(Figure record extracts)
::::
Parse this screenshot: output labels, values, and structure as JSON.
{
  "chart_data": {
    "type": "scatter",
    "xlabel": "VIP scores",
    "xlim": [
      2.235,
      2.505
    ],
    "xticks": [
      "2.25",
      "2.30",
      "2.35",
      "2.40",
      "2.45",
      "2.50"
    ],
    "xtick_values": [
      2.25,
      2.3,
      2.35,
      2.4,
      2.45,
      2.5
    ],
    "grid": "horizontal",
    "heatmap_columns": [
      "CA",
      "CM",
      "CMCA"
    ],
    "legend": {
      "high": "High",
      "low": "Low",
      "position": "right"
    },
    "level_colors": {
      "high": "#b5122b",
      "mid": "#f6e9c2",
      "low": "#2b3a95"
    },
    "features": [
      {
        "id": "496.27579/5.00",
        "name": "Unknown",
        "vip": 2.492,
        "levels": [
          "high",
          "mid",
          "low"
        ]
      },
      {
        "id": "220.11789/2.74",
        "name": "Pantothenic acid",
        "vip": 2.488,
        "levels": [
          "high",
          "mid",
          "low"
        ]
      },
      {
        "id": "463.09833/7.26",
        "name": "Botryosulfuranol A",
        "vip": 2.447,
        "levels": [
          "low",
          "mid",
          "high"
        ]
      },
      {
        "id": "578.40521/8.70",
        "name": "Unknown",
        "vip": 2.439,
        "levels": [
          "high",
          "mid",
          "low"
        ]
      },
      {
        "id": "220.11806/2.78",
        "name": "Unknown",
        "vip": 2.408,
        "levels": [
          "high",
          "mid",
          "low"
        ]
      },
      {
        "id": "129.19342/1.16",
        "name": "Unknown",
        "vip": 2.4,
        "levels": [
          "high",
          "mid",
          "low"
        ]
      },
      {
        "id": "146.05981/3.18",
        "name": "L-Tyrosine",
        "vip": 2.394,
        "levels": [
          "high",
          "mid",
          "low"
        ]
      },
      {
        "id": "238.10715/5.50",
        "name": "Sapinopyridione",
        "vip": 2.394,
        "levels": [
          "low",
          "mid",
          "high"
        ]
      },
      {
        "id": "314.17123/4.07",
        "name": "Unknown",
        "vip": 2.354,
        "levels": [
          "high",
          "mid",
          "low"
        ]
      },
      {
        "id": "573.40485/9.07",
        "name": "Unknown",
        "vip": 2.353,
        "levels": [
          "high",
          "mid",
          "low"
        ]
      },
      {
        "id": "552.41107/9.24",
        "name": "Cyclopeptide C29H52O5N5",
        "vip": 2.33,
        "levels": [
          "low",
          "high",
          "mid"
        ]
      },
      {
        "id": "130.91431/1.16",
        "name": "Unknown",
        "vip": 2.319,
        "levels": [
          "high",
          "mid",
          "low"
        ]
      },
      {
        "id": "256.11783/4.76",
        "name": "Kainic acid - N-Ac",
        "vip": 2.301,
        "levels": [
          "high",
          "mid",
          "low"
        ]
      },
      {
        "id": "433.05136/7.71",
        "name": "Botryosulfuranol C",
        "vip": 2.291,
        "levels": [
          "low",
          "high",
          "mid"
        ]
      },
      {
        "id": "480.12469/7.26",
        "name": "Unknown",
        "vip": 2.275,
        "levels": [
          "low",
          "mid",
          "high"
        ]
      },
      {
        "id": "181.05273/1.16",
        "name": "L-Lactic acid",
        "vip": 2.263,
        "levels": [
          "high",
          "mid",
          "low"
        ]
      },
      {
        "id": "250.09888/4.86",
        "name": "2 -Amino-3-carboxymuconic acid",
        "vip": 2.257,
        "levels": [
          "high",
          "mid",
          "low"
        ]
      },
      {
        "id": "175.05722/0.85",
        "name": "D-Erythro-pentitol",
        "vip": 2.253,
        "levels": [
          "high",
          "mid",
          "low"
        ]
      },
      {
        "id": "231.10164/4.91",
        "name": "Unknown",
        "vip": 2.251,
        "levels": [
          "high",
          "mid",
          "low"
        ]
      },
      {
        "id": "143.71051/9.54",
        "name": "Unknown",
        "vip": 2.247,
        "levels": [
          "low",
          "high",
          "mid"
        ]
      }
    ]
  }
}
::::
*What is expected:* Each line above where the word "Botryosulfuranol" occurs should be returned in full.

*Solution for this problem:*
        "name": "Botryosulfuranol A",
        "name": "Botryosulfuranol C",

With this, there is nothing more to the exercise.